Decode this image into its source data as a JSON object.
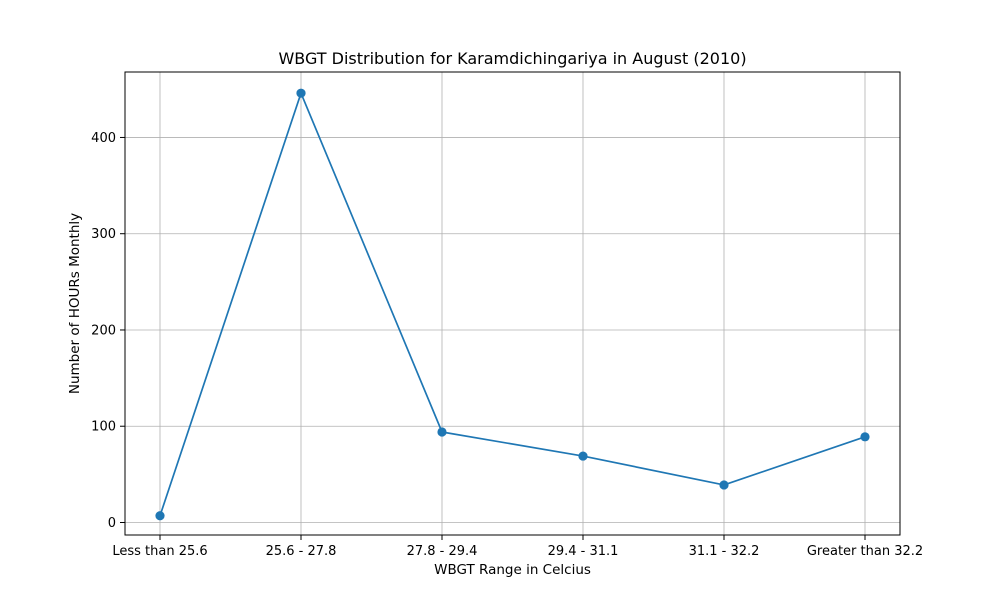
{
  "chart_data": {
    "type": "line",
    "title": "WBGT Distribution for Karamdichingariya in August (2010)",
    "xlabel": "WBGT Range in Celcius",
    "ylabel": "Number of HOURs Monthly",
    "categories": [
      "Less than 25.6",
      "25.6 - 27.8",
      "27.8 - 29.4",
      "29.4 - 31.1",
      "31.1 - 32.2",
      "Greater than 32.2"
    ],
    "series": [
      {
        "values": [
          7,
          446,
          94,
          69,
          39,
          89
        ],
        "color": "#1f77b4",
        "marker": "circle"
      }
    ],
    "ylim": [
      -13,
      468
    ],
    "yticks": [
      0,
      100,
      200,
      300,
      400
    ],
    "grid": true,
    "legend": "none"
  }
}
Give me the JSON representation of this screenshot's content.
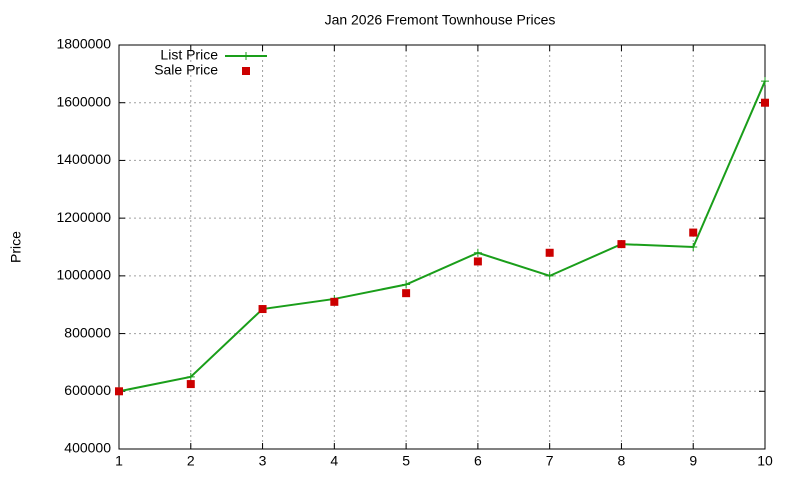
{
  "chart_data": {
    "type": "line",
    "title": "Jan 2026 Fremont Townhouse Prices",
    "y_label": "Price",
    "x": [
      1,
      2,
      3,
      4,
      5,
      6,
      7,
      8,
      9,
      10
    ],
    "series": [
      {
        "name": "List Price",
        "color": "#1a9e1a",
        "style": "line",
        "values": [
          600000,
          650000,
          885000,
          920000,
          970000,
          1080000,
          1000000,
          1110000,
          1100000,
          1675000
        ]
      },
      {
        "name": "Sale Price",
        "color": "#cc0000",
        "style": "points",
        "values": [
          600000,
          625000,
          885000,
          910000,
          940000,
          1050000,
          1080000,
          1110000,
          1150000,
          1600000
        ]
      }
    ],
    "xlim": [
      1,
      10
    ],
    "xticks": [
      1,
      2,
      3,
      4,
      5,
      6,
      7,
      8,
      9,
      10
    ],
    "ylim": [
      400000,
      1800000
    ],
    "yticks": [
      400000,
      600000,
      800000,
      1000000,
      1200000,
      1400000,
      1600000,
      1800000
    ],
    "grid": true,
    "legend": "top-left"
  }
}
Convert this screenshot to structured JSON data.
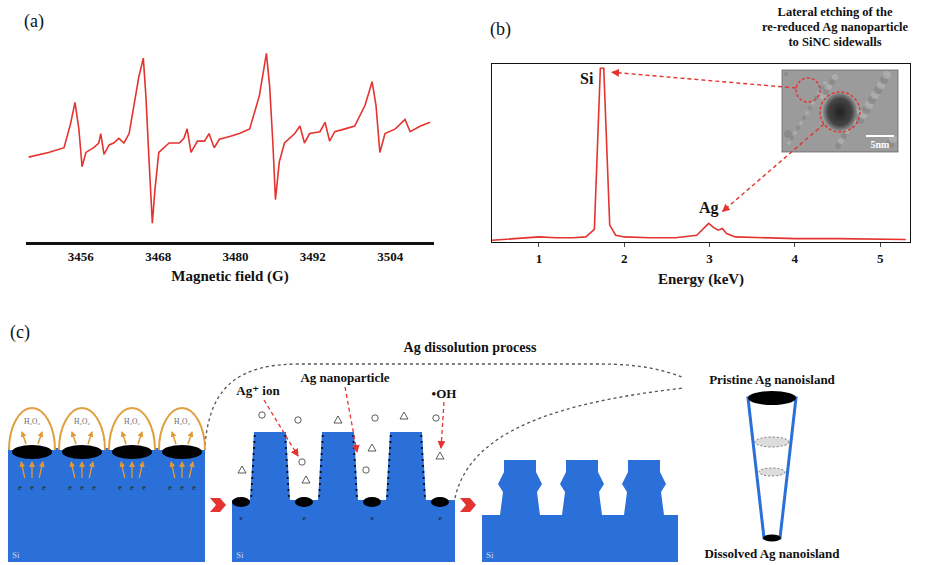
{
  "chart_data": [
    {
      "type": "line",
      "panel": "(a)",
      "color": "#e3342f",
      "grid": false,
      "tick_labels": "x",
      "x_label": "Magnetic field (G)",
      "x": [
        3447.9,
        3451.0,
        3453.4,
        3454.4,
        3455.1,
        3455.7,
        3456.2,
        3456.8,
        3458.0,
        3458.8,
        3459.1,
        3459.6,
        3460.4,
        3461.1,
        3461.9,
        3462.7,
        3463.5,
        3465.0,
        3465.7,
        3466.1,
        3466.6,
        3467.1,
        3467.5,
        3468.1,
        3469.7,
        3471.3,
        3472.0,
        3472.5,
        3473.1,
        3474.1,
        3475.2,
        3475.9,
        3476.7,
        3477.5,
        3479.1,
        3480.6,
        3482.2,
        3483.7,
        3484.8,
        3485.3,
        3485.8,
        3486.2,
        3486.8,
        3487.6,
        3489.2,
        3490.0,
        3490.7,
        3491.5,
        3493.1,
        3493.9,
        3494.6,
        3495.4,
        3497.0,
        3498.5,
        3500.1,
        3501.2,
        3501.8,
        3502.4,
        3503.2,
        3504.8,
        3506.3,
        3507.1,
        3508.7,
        3510.2
      ],
      "values": [
        90,
        95,
        100,
        125,
        148,
        120,
        80,
        95,
        100,
        105,
        115,
        93,
        103,
        105,
        110,
        105,
        115,
        175,
        195,
        155,
        85,
        20,
        55,
        95,
        105,
        105,
        110,
        120,
        95,
        107,
        107,
        115,
        100,
        109,
        112,
        115,
        120,
        155,
        200,
        165,
        105,
        45,
        85,
        105,
        115,
        123,
        105,
        115,
        117,
        127,
        107,
        117,
        120,
        123,
        145,
        170,
        145,
        95,
        115,
        120,
        130,
        117,
        123,
        127
      ],
      "xlim": [
        3447.5,
        3510.8
      ],
      "xticks": [
        3456,
        3468,
        3480,
        3492,
        3504
      ],
      "ylim": [
        0,
        210
      ]
    },
    {
      "type": "line",
      "panel": "(b)",
      "color": "#e3342f",
      "grid": false,
      "tick_labels": "x",
      "x_label": "Energy (keV)",
      "x": [
        0.45,
        0.8,
        1.0,
        1.2,
        1.4,
        1.55,
        1.65,
        1.7,
        1.72,
        1.76,
        1.78,
        1.83,
        1.9,
        2.0,
        2.3,
        2.6,
        2.85,
        2.95,
        2.99,
        3.05,
        3.1,
        3.15,
        3.2,
        3.3,
        3.6,
        4.0,
        4.5,
        5.0,
        5.3
      ],
      "values": [
        2,
        5,
        6,
        5,
        5,
        6,
        15,
        150,
        205,
        205,
        150,
        20,
        8,
        6,
        5,
        5,
        8,
        18,
        22,
        17,
        14,
        16,
        10,
        6,
        5,
        4,
        4,
        3,
        3
      ],
      "xlim": [
        0.45,
        5.35
      ],
      "xticks": [
        1,
        2,
        3,
        4,
        5
      ],
      "ylim": [
        0,
        210
      ],
      "annotations": [
        {
          "text": "Si",
          "x": 1.74,
          "y": 205
        },
        {
          "text": "Ag",
          "x": 2.99,
          "y": 22
        }
      ],
      "inset": {
        "title": [
          "Lateral etching of the",
          "re-reduced Ag nanoparticle",
          "to SiNC sidewalls"
        ],
        "scale_bar": "5nm"
      }
    }
  ],
  "diagram": {
    "panel": "(c)",
    "title": "Ag dissolution process",
    "oxidant": "H₂O₂",
    "electron": "e",
    "substrate": "Si",
    "labels": {
      "ion": "Ag⁺ ion",
      "particle": "Ag nanoparticle",
      "radical": "•OH"
    },
    "nanoisland": {
      "top": "Pristine Ag nanoisland",
      "bottom": "Dissolved Ag nanoisland"
    }
  }
}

+ + +

== GOAL ==
Select the lines that carry the string "this" and copy them.

== RIGHT ANSWER ==
Decode this image into its source data as a JSON object.
Give me the JSON representation of this screenshot's content.
Convert this screenshot to structured JSON data.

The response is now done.